Written task> Only a number is wanted: how many lines in the records below contain "name"?

*** Given records

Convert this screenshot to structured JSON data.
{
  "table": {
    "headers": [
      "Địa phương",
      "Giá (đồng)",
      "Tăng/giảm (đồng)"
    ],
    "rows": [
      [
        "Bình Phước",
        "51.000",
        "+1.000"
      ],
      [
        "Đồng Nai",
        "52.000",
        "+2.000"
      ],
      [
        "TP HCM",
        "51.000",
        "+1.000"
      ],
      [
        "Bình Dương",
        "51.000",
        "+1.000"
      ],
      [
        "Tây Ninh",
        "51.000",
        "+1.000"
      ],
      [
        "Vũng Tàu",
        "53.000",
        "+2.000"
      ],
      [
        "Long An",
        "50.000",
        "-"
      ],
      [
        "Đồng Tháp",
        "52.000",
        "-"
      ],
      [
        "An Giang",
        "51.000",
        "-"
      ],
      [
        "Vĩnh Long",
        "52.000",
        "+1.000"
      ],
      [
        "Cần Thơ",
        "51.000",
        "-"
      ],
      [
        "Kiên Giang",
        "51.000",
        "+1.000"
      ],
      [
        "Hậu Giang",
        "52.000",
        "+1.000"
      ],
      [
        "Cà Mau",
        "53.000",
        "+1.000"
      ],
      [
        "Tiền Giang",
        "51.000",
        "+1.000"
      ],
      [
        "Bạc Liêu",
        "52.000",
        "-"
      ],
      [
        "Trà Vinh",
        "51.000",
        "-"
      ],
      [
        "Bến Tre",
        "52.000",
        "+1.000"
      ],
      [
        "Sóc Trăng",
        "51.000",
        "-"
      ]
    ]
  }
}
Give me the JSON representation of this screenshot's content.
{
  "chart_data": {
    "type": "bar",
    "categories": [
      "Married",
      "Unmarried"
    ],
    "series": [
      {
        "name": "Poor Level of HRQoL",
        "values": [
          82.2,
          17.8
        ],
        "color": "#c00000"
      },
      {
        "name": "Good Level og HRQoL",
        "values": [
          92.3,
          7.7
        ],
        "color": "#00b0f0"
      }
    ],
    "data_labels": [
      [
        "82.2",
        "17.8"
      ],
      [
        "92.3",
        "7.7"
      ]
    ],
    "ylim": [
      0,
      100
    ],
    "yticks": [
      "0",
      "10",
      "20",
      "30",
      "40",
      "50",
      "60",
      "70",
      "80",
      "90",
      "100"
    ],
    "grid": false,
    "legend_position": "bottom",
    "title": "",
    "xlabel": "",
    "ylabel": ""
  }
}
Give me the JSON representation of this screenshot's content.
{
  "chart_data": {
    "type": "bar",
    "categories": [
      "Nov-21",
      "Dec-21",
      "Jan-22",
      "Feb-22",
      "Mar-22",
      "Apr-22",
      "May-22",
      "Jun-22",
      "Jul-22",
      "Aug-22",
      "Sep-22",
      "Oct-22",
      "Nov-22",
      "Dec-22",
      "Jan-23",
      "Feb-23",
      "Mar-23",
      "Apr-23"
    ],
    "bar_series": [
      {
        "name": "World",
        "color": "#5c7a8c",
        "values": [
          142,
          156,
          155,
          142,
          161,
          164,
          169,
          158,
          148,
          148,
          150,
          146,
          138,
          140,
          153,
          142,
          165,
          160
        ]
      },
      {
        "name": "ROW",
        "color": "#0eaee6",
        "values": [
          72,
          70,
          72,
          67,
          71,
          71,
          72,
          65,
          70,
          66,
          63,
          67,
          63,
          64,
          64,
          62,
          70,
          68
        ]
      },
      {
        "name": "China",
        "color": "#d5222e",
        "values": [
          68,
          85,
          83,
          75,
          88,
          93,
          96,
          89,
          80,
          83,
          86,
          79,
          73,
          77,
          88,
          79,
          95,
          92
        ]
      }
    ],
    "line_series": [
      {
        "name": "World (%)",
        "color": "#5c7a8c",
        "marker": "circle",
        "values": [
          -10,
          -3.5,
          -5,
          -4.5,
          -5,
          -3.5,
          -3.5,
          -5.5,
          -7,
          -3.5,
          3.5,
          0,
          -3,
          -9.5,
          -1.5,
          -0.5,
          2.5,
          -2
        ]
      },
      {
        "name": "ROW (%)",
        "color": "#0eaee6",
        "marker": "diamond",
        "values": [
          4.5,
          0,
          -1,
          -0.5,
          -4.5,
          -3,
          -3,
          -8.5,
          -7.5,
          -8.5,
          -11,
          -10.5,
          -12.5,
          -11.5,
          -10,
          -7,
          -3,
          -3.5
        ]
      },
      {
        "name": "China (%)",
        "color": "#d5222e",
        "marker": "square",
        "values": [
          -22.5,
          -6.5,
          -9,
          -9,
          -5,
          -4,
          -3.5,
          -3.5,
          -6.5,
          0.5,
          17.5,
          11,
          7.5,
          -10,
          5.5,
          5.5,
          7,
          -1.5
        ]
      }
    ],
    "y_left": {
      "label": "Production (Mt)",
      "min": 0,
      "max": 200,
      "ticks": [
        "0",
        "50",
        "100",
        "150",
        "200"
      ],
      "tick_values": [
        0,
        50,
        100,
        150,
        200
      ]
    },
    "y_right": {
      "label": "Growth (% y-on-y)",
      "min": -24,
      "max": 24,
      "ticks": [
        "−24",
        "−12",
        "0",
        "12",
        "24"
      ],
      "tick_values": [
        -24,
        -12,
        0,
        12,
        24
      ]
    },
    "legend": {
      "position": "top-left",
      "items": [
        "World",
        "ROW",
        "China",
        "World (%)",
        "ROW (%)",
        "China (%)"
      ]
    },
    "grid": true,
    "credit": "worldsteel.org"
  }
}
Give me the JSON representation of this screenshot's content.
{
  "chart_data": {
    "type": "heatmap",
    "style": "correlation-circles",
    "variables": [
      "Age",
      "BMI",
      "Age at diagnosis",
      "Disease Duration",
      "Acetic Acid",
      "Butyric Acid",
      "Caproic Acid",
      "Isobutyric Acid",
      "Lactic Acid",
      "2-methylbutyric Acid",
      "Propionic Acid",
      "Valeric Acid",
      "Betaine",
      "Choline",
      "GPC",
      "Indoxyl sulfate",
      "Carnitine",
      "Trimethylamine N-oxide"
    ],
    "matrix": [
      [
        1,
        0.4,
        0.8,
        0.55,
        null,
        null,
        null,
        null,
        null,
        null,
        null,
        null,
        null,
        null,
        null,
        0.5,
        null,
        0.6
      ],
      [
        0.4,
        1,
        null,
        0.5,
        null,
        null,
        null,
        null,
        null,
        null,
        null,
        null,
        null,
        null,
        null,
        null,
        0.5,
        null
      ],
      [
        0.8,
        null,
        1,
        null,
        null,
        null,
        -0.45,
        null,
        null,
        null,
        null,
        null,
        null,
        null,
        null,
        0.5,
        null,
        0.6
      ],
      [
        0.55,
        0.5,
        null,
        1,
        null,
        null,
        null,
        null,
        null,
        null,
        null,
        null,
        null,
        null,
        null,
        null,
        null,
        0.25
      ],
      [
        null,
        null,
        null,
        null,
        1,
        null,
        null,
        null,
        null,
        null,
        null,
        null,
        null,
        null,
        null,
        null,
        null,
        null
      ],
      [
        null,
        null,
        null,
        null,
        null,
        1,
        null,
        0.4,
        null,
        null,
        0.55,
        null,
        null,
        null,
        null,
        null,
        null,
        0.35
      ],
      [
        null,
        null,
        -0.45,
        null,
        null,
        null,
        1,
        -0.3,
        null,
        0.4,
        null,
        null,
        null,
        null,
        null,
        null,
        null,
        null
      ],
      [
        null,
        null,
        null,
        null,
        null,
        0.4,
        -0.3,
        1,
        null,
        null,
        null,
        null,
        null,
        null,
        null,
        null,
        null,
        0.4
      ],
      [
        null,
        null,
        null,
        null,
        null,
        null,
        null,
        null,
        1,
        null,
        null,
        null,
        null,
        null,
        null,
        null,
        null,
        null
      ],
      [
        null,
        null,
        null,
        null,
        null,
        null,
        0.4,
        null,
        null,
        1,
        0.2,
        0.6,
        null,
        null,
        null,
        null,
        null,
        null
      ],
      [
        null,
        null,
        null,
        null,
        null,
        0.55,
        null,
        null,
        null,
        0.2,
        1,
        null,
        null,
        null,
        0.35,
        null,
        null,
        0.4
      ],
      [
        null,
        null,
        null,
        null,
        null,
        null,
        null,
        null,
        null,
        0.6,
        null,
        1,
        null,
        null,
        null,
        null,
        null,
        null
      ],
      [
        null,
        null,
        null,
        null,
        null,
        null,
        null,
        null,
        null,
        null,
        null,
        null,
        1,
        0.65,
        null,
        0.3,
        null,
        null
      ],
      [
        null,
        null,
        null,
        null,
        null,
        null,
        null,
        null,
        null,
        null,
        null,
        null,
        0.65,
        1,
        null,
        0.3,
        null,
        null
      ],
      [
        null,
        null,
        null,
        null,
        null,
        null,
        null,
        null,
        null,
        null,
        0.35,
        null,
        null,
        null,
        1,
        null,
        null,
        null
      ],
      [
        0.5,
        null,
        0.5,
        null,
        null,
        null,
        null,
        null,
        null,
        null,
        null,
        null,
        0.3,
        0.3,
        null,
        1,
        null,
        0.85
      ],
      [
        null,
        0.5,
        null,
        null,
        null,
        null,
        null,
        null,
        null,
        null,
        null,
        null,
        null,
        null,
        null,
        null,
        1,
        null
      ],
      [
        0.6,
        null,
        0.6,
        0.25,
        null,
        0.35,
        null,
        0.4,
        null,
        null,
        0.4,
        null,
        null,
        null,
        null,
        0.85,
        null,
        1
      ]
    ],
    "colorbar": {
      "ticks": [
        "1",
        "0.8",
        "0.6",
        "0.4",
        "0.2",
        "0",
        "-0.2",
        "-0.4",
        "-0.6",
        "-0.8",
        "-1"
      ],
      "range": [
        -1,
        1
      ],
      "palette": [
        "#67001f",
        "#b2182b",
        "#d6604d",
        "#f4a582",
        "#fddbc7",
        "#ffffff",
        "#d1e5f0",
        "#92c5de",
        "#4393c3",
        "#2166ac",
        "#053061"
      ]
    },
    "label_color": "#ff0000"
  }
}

******

Solved problem> 8